What is needed → Could you copy every line of the data that contains "operator"?
(Record excerpts Opens)
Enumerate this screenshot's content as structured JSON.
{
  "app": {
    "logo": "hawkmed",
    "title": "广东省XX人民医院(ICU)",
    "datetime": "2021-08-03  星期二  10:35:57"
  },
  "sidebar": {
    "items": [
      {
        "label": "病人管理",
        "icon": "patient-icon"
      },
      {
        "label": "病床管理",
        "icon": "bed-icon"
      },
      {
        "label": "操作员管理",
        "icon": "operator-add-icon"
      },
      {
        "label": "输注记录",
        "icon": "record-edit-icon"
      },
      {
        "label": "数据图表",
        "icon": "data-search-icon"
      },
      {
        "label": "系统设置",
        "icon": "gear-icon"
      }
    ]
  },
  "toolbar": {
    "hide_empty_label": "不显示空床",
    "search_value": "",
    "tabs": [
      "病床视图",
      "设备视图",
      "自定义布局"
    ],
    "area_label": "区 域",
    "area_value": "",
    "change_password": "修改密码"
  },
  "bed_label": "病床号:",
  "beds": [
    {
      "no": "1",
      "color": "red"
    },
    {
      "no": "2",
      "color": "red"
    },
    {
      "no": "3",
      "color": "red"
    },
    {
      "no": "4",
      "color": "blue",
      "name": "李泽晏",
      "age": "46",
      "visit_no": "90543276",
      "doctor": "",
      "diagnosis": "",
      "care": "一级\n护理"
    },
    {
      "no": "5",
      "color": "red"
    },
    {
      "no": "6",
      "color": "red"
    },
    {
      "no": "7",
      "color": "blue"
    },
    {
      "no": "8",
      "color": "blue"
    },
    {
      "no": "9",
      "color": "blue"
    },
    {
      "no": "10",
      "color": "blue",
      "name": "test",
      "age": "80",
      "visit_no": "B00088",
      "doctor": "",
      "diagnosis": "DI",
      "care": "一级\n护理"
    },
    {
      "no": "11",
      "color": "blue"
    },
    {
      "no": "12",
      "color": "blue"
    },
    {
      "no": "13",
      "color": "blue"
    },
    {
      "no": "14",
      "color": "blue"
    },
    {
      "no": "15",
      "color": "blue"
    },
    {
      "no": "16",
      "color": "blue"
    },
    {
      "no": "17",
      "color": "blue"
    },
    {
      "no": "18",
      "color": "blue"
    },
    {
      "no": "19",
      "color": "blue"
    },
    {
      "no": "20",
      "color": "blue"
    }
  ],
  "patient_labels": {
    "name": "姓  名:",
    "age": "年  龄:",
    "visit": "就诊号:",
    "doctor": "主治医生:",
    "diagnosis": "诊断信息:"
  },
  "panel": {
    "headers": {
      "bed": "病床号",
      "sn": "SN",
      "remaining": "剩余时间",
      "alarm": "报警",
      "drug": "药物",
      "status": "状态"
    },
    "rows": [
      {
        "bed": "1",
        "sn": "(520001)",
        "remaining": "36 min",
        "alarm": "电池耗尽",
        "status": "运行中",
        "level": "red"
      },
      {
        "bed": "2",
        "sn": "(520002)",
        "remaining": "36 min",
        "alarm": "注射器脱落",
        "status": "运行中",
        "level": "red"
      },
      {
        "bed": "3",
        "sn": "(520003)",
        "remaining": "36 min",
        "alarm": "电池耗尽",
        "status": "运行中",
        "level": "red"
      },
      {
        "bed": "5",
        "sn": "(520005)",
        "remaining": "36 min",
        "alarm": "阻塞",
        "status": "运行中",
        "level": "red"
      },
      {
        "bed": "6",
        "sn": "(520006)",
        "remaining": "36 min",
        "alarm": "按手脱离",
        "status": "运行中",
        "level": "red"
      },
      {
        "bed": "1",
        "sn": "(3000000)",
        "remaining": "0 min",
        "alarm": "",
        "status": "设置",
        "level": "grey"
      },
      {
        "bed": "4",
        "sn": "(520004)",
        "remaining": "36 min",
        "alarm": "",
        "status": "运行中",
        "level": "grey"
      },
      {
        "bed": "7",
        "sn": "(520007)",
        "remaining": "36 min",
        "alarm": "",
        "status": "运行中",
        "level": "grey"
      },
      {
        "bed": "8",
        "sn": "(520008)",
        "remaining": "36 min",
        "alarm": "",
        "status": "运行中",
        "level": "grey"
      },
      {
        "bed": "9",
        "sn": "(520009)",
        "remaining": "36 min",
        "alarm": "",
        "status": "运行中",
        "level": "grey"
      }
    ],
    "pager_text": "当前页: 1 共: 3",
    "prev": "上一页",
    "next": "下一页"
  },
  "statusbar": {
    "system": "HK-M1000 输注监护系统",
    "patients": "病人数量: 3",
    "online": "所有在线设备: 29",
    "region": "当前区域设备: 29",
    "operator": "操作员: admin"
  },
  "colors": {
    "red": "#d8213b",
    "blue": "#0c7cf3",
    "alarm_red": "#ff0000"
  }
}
(Record excerpts Closes)
Response for this exercise →
        "icon": "operator-add-icon"
    "operator": "操作员: admin"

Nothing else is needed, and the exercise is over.